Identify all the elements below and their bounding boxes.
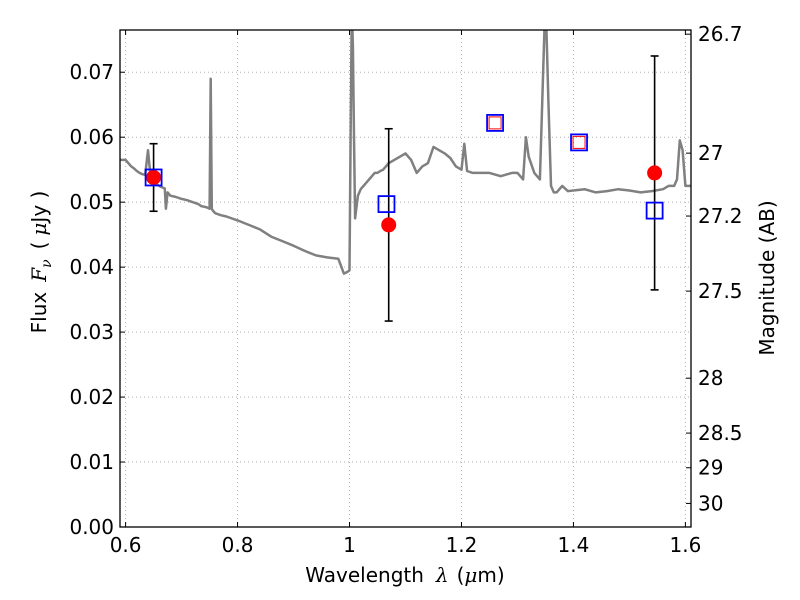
model-photometry-point: [570, 133, 588, 152]
model-photometry-inner-point: [572, 135, 586, 149]
y2-tick-label: 30: [698, 491, 723, 515]
x-tick-label: 1.4: [558, 533, 590, 557]
y-axis-label: FluxFν(μJy ): [27, 191, 55, 334]
observed-flux-point: [381, 217, 397, 233]
model-photometry-point: [377, 195, 396, 214]
y-tick-label: 0.02: [69, 385, 114, 409]
plot-area: [120, 30, 691, 322]
model-photometry-point: [486, 114, 504, 132]
model-photometry-point: [645, 201, 664, 220]
y-tick-label: 0.07: [69, 60, 114, 84]
y-tick-label: 0.03: [69, 320, 114, 344]
grid: [120, 30, 691, 528]
y2-tick-label: 26.7: [698, 22, 743, 46]
spectrum-line: [120, 30, 691, 275]
y2-tick-label: 28: [698, 366, 723, 390]
model-photometry-point: [144, 168, 163, 187]
y2-tick-label: 29: [698, 456, 723, 480]
y2-tick-label: 28.5: [698, 421, 743, 445]
y-tick-label: 0.06: [69, 125, 114, 149]
y2-tick-label: 27.5: [698, 279, 743, 303]
x-axis-label: Wavelength λ (μm): [305, 563, 504, 587]
observed-flux-point: [146, 169, 162, 185]
x-tick-label: 1.2: [446, 533, 478, 557]
y2-tick-label: 27.2: [698, 204, 743, 228]
y2-tick-label: 27: [698, 141, 723, 165]
x-tick-label: 1: [343, 533, 356, 557]
axis-ticks: 0.6 0.8 1 1.2 1.4 1.6 0.00 0.01 0.02 0.03 0.04 0.05…: [69, 22, 742, 557]
x-tick-label: 1.6: [669, 533, 701, 557]
y2-axis-label: Magnitude (AB): [755, 200, 779, 355]
plot-frame: [119, 29, 692, 528]
y-tick-label: 0.04: [69, 255, 114, 279]
y-tick-label: 0.05: [69, 190, 114, 214]
y-tick-label: 0.01: [69, 450, 114, 474]
x-tick-label: 0.6: [110, 533, 142, 557]
y-tick-label: 0.00: [69, 515, 114, 539]
observed-flux-point: [647, 165, 663, 181]
model-photometry-inner-point: [488, 116, 502, 130]
x-tick-label: 0.8: [222, 533, 254, 557]
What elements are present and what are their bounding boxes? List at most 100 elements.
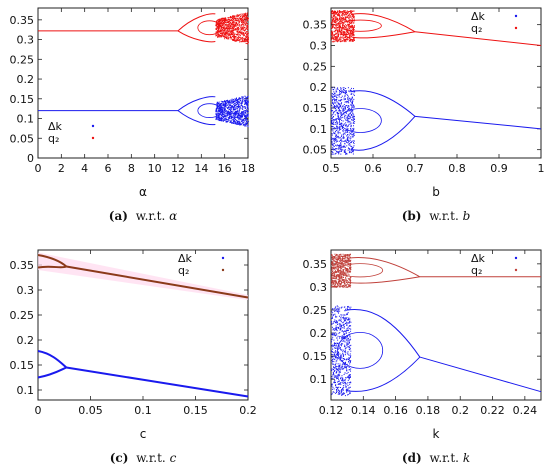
series-point (343, 346, 345, 348)
series-point (225, 117, 227, 119)
series-branch (177, 110, 216, 126)
series-point (353, 37, 355, 39)
series-point (217, 31, 219, 33)
y-tick-label: 0.1 (17, 384, 35, 397)
series-point (338, 347, 340, 349)
series-point (349, 116, 351, 118)
series-point (353, 116, 355, 118)
series-point (247, 38, 249, 40)
plot-frame (37, 7, 249, 159)
series-point (245, 124, 247, 126)
series-point (247, 103, 249, 105)
series-point (346, 271, 348, 273)
series-point (331, 136, 333, 138)
y-tick-label: 0.05 (303, 144, 328, 157)
series-point (224, 27, 226, 29)
series-point (336, 123, 338, 125)
series-point (344, 337, 346, 339)
series-point (331, 138, 333, 140)
y-tick-label: 0.35 (303, 258, 328, 271)
series-point (345, 105, 347, 107)
series-point (340, 138, 342, 140)
series-point (338, 147, 340, 149)
series-point (332, 280, 334, 282)
series-point (346, 358, 348, 360)
series-point (223, 32, 225, 34)
series-point (344, 95, 346, 97)
series-point (343, 317, 345, 319)
series-point (237, 31, 239, 33)
series-point (343, 279, 345, 281)
series-point (348, 10, 350, 12)
series-point (342, 37, 344, 39)
series-point (336, 342, 338, 344)
series-point (237, 14, 239, 16)
series-point (340, 279, 342, 281)
series-point (235, 121, 237, 123)
series-point (230, 116, 232, 118)
series-point (341, 134, 343, 136)
series-point (347, 263, 349, 265)
series-point (221, 106, 223, 108)
series-point (342, 116, 344, 118)
series-point (349, 90, 351, 92)
series-point (229, 34, 231, 36)
series-point (334, 364, 336, 366)
series-point (351, 32, 353, 34)
series-point (331, 267, 333, 269)
series-point (333, 123, 335, 125)
series-point (223, 19, 225, 21)
series-point (345, 20, 347, 22)
series-point (337, 112, 339, 114)
series-point (244, 13, 246, 15)
series-point (349, 253, 351, 255)
series-point (351, 18, 353, 20)
legend-label: Δk (471, 10, 486, 23)
series-point (342, 321, 344, 323)
series-point (219, 34, 221, 36)
series-point (345, 383, 347, 385)
series-point (336, 277, 338, 279)
series-point (232, 28, 234, 30)
series-point (240, 123, 242, 125)
series-point (225, 100, 227, 102)
series-point (220, 106, 222, 108)
series-branch (347, 257, 421, 278)
series-point (346, 109, 348, 111)
series-point (240, 38, 242, 40)
series-point (335, 281, 337, 283)
series-point (353, 27, 355, 29)
series-point (335, 89, 337, 91)
series-point (347, 394, 349, 396)
series-point (241, 103, 243, 105)
series-point (228, 106, 230, 108)
series-point (336, 333, 338, 335)
series-point (342, 393, 344, 395)
series-point (335, 257, 337, 259)
series-point (338, 379, 340, 381)
series-point (337, 374, 339, 376)
series-point (233, 16, 235, 18)
series-point (245, 34, 247, 36)
series-point (338, 257, 340, 259)
series-point (345, 34, 347, 36)
series-point (224, 28, 226, 30)
series-point (335, 282, 337, 284)
series-point (344, 381, 346, 383)
x-tick-label: 0.2 (239, 404, 257, 417)
series-point (337, 368, 339, 370)
series-point (348, 369, 350, 371)
series-point (227, 22, 229, 24)
series-point (339, 359, 341, 361)
series-point (342, 90, 344, 92)
series-point (246, 97, 248, 99)
series-point (348, 358, 350, 360)
series-point (333, 35, 335, 37)
series-point (348, 31, 350, 33)
series-point (245, 112, 247, 114)
series-point (341, 92, 343, 94)
series-point (336, 282, 338, 284)
series-point (242, 23, 244, 25)
series-point (352, 147, 354, 149)
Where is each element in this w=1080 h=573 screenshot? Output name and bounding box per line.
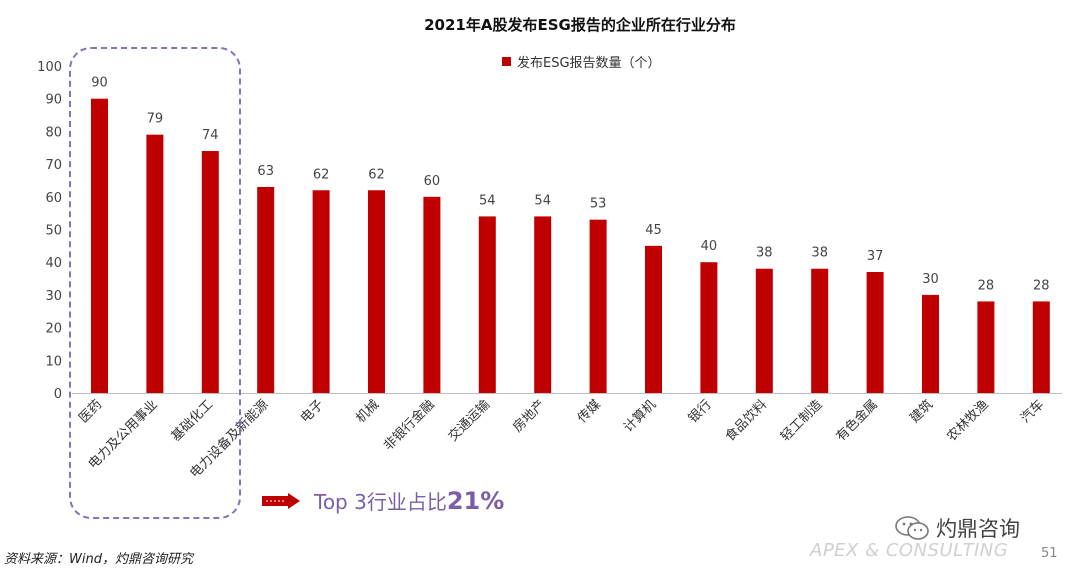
callout-value: 21%: [446, 487, 505, 515]
bar-value-label: 79: [147, 112, 164, 127]
legend-label: 发布ESG报告数量（个）: [517, 56, 661, 71]
top3-callout: Top 3行业占比21%: [262, 486, 504, 515]
bar: [534, 216, 552, 393]
bar: [257, 186, 275, 393]
category-label: 银行: [686, 397, 715, 426]
category-label: 机械: [353, 397, 382, 426]
bar-value-label: 53: [590, 197, 607, 212]
bar-value-label: 38: [811, 246, 828, 261]
category-label: 建筑: [907, 397, 937, 427]
bar-value-label: 38: [756, 246, 773, 261]
category-label: 农林牧渔: [944, 397, 991, 444]
category-label: 非银行金融: [380, 397, 437, 454]
watermark: APEX & CONSULTING: [810, 540, 1009, 561]
bar-value-label: 60: [424, 174, 441, 189]
y-tick-label: 40: [45, 256, 62, 271]
bar-value-label: 90: [91, 76, 108, 91]
wechat-icon: [895, 516, 929, 540]
y-tick-label: 100: [37, 60, 62, 75]
bar-value-label: 74: [202, 128, 219, 143]
bar-value-label: 28: [978, 278, 995, 293]
bar: [645, 245, 662, 393]
legend: 发布ESG报告数量（个）: [502, 52, 661, 71]
bar-value-label: 28: [1033, 278, 1050, 293]
y-tick-label: 90: [45, 93, 62, 108]
bar: [977, 301, 995, 393]
bar: [91, 98, 108, 393]
bar: [201, 151, 219, 393]
y-tick-label: 50: [45, 224, 62, 239]
category-label: 计算机: [621, 397, 659, 435]
y-tick-label: 20: [45, 322, 62, 337]
arrow-icon: [262, 492, 300, 509]
category-label: 电子: [298, 397, 327, 426]
category-label: 汽车: [1017, 397, 1047, 427]
category-label: 交通运输: [445, 397, 493, 445]
legend-swatch: [502, 57, 511, 66]
bar: [700, 262, 718, 393]
category-label: 食品饮料: [722, 397, 770, 445]
y-tick-label: 30: [45, 289, 62, 304]
bar: [368, 190, 385, 393]
y-tick-label: 0: [54, 387, 62, 402]
bar: [866, 272, 884, 393]
brand: 灼鼎咨询: [894, 513, 1020, 543]
y-tick-label: 10: [45, 354, 62, 369]
category-label: 轻工制造: [778, 397, 825, 444]
category-label: 房地产: [510, 397, 549, 436]
bar-value-label: 54: [534, 193, 551, 208]
bar-value-label: 30: [922, 272, 939, 287]
bar-value-label: 40: [701, 239, 718, 254]
y-tick-label: 70: [45, 158, 62, 173]
source-note: 资料来源：Wind，灼鼎咨询研究: [4, 552, 193, 567]
bar: [755, 268, 773, 393]
chart-title: 2021年A股发布ESG报告的企业所在行业分布: [424, 16, 736, 34]
bar-value-label: 54: [479, 193, 496, 208]
callout-text: Top 3行业占比: [314, 490, 447, 514]
category-label: 有色金属: [833, 397, 881, 445]
bar-value-label: 45: [645, 223, 662, 238]
bar: [589, 219, 607, 393]
bar: [478, 216, 496, 393]
category-label: 传媒: [575, 397, 604, 426]
bar: [423, 196, 441, 393]
bar: [1032, 301, 1050, 393]
page-number: 51: [1041, 546, 1058, 561]
bar: [922, 294, 939, 393]
bar: [811, 268, 829, 393]
bar-value-label: 37: [867, 249, 884, 264]
bar-value-label: 62: [313, 167, 330, 182]
brand-name: 灼鼎咨询: [936, 517, 1020, 541]
bar-value-label: 63: [257, 164, 274, 179]
top3-highlight-box: [69, 47, 241, 519]
y-tick-label: 60: [45, 191, 62, 206]
bar: [312, 190, 330, 393]
y-tick-label: 80: [45, 125, 62, 140]
bar-value-label: 62: [368, 167, 385, 182]
bar: [146, 134, 164, 394]
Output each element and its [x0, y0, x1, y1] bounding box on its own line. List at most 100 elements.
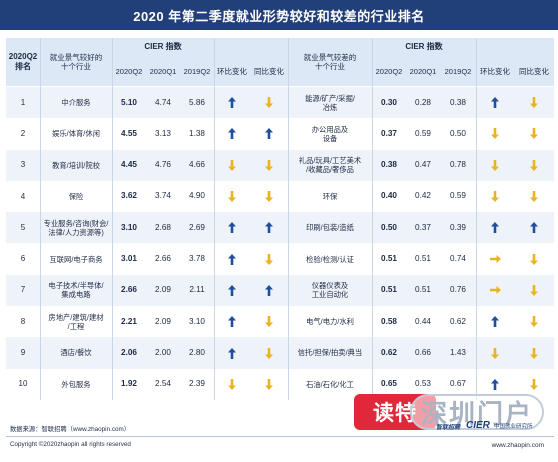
- rank-cell: 6: [20, 254, 26, 264]
- header-qoq-left: 环比变化: [217, 67, 247, 77]
- copyright-text: Copyright ©2020zhaopin all rights reserv…: [10, 441, 131, 448]
- column-divider: [476, 38, 477, 400]
- arrow-right-icon: [476, 244, 514, 275]
- arrow-down-icon: [514, 369, 554, 400]
- header-qoq-right: 环比变化: [480, 67, 510, 77]
- arrow-up-icon: [476, 87, 514, 118]
- header-yoy-right: 同比变化: [519, 67, 549, 77]
- bad-2019q2-value: 0.39: [450, 222, 466, 232]
- bad-2019q2-value: 0.67: [450, 379, 466, 389]
- bad-industry-name: 仪器仪表及 工业自动化: [311, 281, 349, 300]
- good-2020q1-value: 2.54: [155, 379, 171, 389]
- good-2020q1-value: 4.74: [155, 97, 171, 107]
- table-header: [6, 38, 554, 86]
- good-industry-name: 电子技术/半导体/ 集成电路: [48, 281, 104, 300]
- cier-logo: CIER: [466, 420, 490, 431]
- rank-cell: 10: [18, 379, 28, 389]
- arrow-up-icon: [214, 306, 250, 337]
- arrow-down-icon: [514, 87, 554, 118]
- bad-2019q2-value: 0.59: [450, 191, 466, 201]
- bad-2020q2-value: 0.58: [381, 316, 397, 326]
- bad-2019q2-value: 0.78: [450, 160, 466, 170]
- good-industry-name: 娱乐/体育/休闲: [52, 129, 100, 139]
- arrow-down-icon: [250, 87, 288, 118]
- good-industry-name: 中介服务: [61, 98, 91, 108]
- table-row: 2 娱乐/体育/休闲 4.55 3.13 1.38 办公用品及 设备 0.37 0.59 0.5…: [6, 118, 554, 149]
- bad-2020q1-value: 0.28: [415, 97, 431, 107]
- arrow-up-icon: [214, 212, 250, 243]
- column-divider: [214, 38, 215, 400]
- header-cier-index-right: CIER 指数: [405, 42, 443, 51]
- good-2019q2-value: 5.86: [189, 97, 205, 107]
- bad-2020q1-value: 0.51: [415, 285, 431, 295]
- good-2020q2-value: 4.45: [121, 160, 137, 170]
- good-industry-name: 保险: [68, 191, 84, 201]
- arrow-down-icon: [214, 181, 250, 212]
- bad-2020q2-value: 0.40: [381, 191, 397, 201]
- header-2020q2-right: 2020Q2: [375, 67, 403, 77]
- good-2020q2-value: 3.10: [121, 222, 137, 232]
- bad-industry-name: 印刷/包装/造纸: [306, 223, 354, 233]
- bad-industry-name: 检验/检测/认证: [306, 254, 354, 264]
- bad-2019q2-value: 0.50: [450, 128, 466, 138]
- good-2020q2-value: 3.62: [121, 191, 137, 201]
- rank-cell: 1: [20, 97, 26, 107]
- bad-2020q1-value: 0.47: [415, 160, 431, 170]
- good-industry-name: 互联网/电子商务: [49, 254, 103, 264]
- good-2019q2-value: 4.66: [189, 160, 205, 170]
- good-2020q2-value: 2.06: [121, 347, 137, 357]
- header-2019q2-left: 2019Q2: [183, 67, 211, 77]
- arrow-up-icon: [214, 337, 250, 368]
- bad-industry-name: 信托/担保/拍卖/典当: [297, 348, 363, 358]
- arrow-down-icon: [214, 369, 250, 400]
- bad-2020q1-value: 0.42: [415, 191, 431, 201]
- arrow-down-icon: [476, 118, 514, 149]
- bad-2020q1-value: 0.37: [415, 222, 431, 232]
- bad-2020q2-value: 0.37: [381, 128, 397, 138]
- arrow-right-icon: [476, 275, 514, 306]
- good-2020q2-value: 2.66: [121, 285, 137, 295]
- arrow-down-icon: [250, 181, 288, 212]
- arrow-down-icon: [250, 150, 288, 181]
- good-industry-name: 房地产/建筑/建材 /工程: [48, 312, 104, 331]
- good-2020q2-value: 5.10: [121, 97, 137, 107]
- arrow-up-icon: [476, 306, 514, 337]
- rank-cell: 7: [20, 285, 26, 295]
- rank-cell: 4: [20, 191, 26, 201]
- arrow-up-icon: [476, 212, 514, 243]
- table-row: 1 中介服务 5.10 4.74 5.86 能源/矿产/采掘/ 冶炼 0.30 0.28 0.3…: [6, 87, 554, 119]
- arrow-down-icon: [514, 181, 554, 212]
- arrow-down-icon: [250, 369, 288, 400]
- arrow-down-icon: [514, 275, 554, 306]
- arrow-down-icon: [514, 244, 554, 275]
- good-2020q2-value: 1.92: [121, 379, 137, 389]
- bad-industry-name: 环保: [322, 191, 338, 201]
- rank-cell: 8: [20, 316, 26, 326]
- arrow-up-icon: [214, 244, 250, 275]
- bad-industry-name: 石油/石化/化工: [306, 379, 354, 389]
- bad-industry-name: 办公用品及 设备: [311, 124, 349, 143]
- header-2019q2-right: 2019Q2: [444, 67, 472, 77]
- bad-2020q1-value: 0.66: [415, 347, 431, 357]
- arrow-down-icon: [214, 150, 250, 181]
- header-2020q1-right: 2020Q1: [409, 67, 437, 77]
- good-industry-name: 外包服务: [61, 379, 91, 389]
- column-divider: [40, 38, 41, 400]
- good-industry-name: 酒店/餐饮: [60, 348, 92, 358]
- arrow-down-icon: [250, 306, 288, 337]
- rank-cell: 2: [20, 128, 26, 138]
- good-2019q2-value: 2.69: [189, 222, 205, 232]
- good-2020q1-value: 2.66: [155, 254, 171, 264]
- bad-industry-name: 能源/矿产/采掘/ 冶炼: [305, 93, 355, 112]
- bad-2020q2-value: 0.50: [381, 222, 397, 232]
- good-2019q2-value: 2.39: [189, 379, 205, 389]
- bad-2020q2-value: 0.51: [381, 254, 397, 264]
- bad-industry-name: 礼品/玩具/工艺美术 /收藏品/奢侈品: [298, 156, 362, 175]
- bad-2020q2-value: 0.51: [381, 285, 397, 295]
- header-cier-index-left: CIER 指数: [144, 42, 182, 51]
- arrow-up-icon: [514, 212, 554, 243]
- header-2020q2-left: 2020Q2: [115, 67, 143, 77]
- arrow-down-icon: [514, 150, 554, 181]
- arrow-up-icon: [214, 118, 250, 149]
- bad-2020q2-value: 0.30: [381, 97, 397, 107]
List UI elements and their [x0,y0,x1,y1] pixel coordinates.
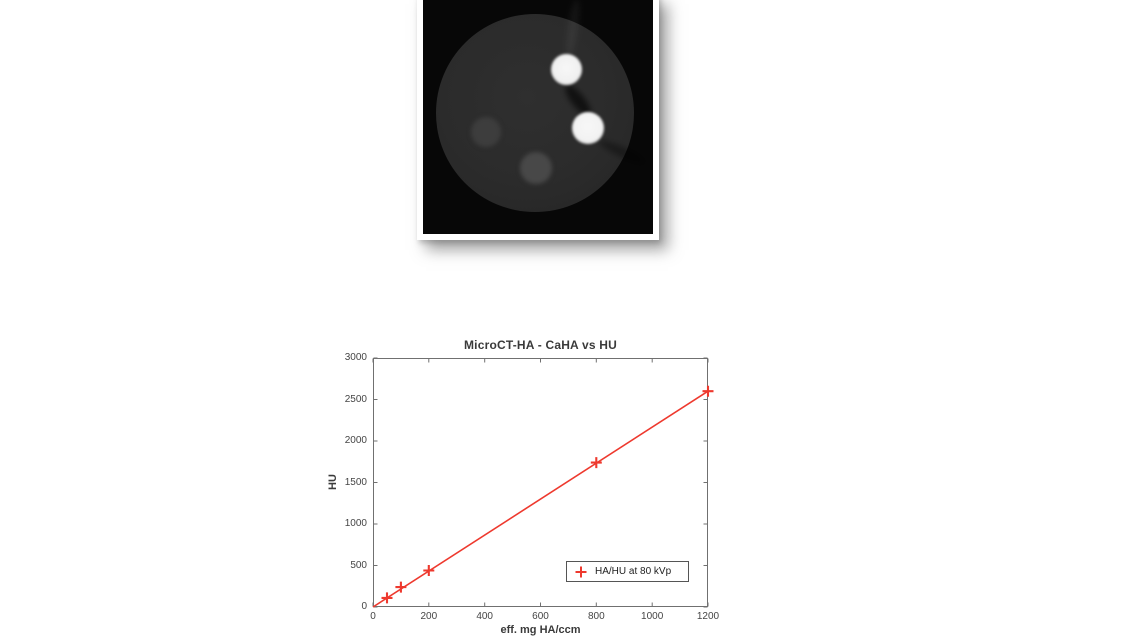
high-density-insert-top [550,53,582,85]
x-tick-label: 400 [476,611,493,622]
x-tick-label: 200 [420,611,438,622]
x-tick-label: 800 [587,611,605,622]
high-density-insert-right [572,112,604,144]
y-tick-label: 1000 [344,518,367,529]
calibration-chart: MicroCT-HA - CaHA vs HU HU eff. mg HA/cc… [320,335,740,642]
tick-marks [372,357,709,608]
x-tick-label: 1000 [641,611,664,622]
x-axis-label: eff. mg HA/ccm [500,624,581,636]
low-density-insert-left [471,117,501,147]
y-tick-label: 0 [361,601,367,612]
x-tick-label: 0 [370,611,376,622]
x-tick-label: 1200 [696,611,720,622]
legend-label: HA/HU at 80 kVp [595,566,672,577]
legend-box: HA/HU at 80 kVp [566,561,689,582]
plus-marker-icon [575,566,587,577]
y-tick-label: 3000 [344,352,367,363]
data-point-markers [381,385,714,604]
plot-area [372,357,714,608]
x-tick-label: 600 [532,611,549,622]
y-tick-label: 2500 [344,393,367,405]
y-tick-label: 2000 [344,435,367,446]
chart-title: MicroCT-HA - CaHA vs HU [463,338,618,352]
y-tick-label: 1500 [344,476,367,488]
ct-image-frame [417,0,659,240]
y-tick-label: 500 [350,559,367,571]
ct-image [423,0,653,234]
low-density-insert-bottom [520,152,552,184]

....................

▸ Directions for this task
Duplicate the part of the listing above that opens with the line containing "model-photometry-point: [570, 133, 588, 152]" and closes with the line containing "x-tick-label: 1.2: [446, 533, 478, 557]", including both.

▸ Problem solution
model-photometry-point: [570, 133, 588, 152]
model-photometry-inner-point: [572, 135, 586, 149]
y2-tick-label: 30: [698, 491, 723, 515]
x-tick-label: 1.4: [558, 533, 590, 557]
y-axis-label: FluxFν(μJy ): [27, 191, 55, 334]
observed-flux-point: [381, 217, 397, 233]
model-photometry-point: [377, 195, 396, 214]
y-tick-label: 0.02: [69, 385, 114, 409]
plot-area: [120, 30, 691, 322]
model-photometry-point: [486, 114, 504, 132]
model-photometry-point: [645, 201, 664, 220]
y-tick-label: 0.07: [69, 60, 114, 84]
y-tick-label: 0.03: [69, 320, 114, 344]
grid: [120, 30, 691, 528]
y2-tick-label: 26.7: [698, 22, 743, 46]
spectrum-line: [120, 30, 691, 275]
y2-tick-label: 28: [698, 366, 723, 390]
model-photometry-point: [144, 168, 163, 187]
y2-tick-label: 29: [698, 456, 723, 480]
y2-tick-label: 28.5: [698, 421, 743, 445]
y-tick-label: 0.06: [69, 125, 114, 149]
y2-tick-label: 27.5: [698, 279, 743, 303]
x-axis-label: Wavelength λ (μm): [305, 563, 504, 587]
observed-flux-point: [146, 169, 162, 185]
x-tick-label: 1.2: [446, 533, 478, 557]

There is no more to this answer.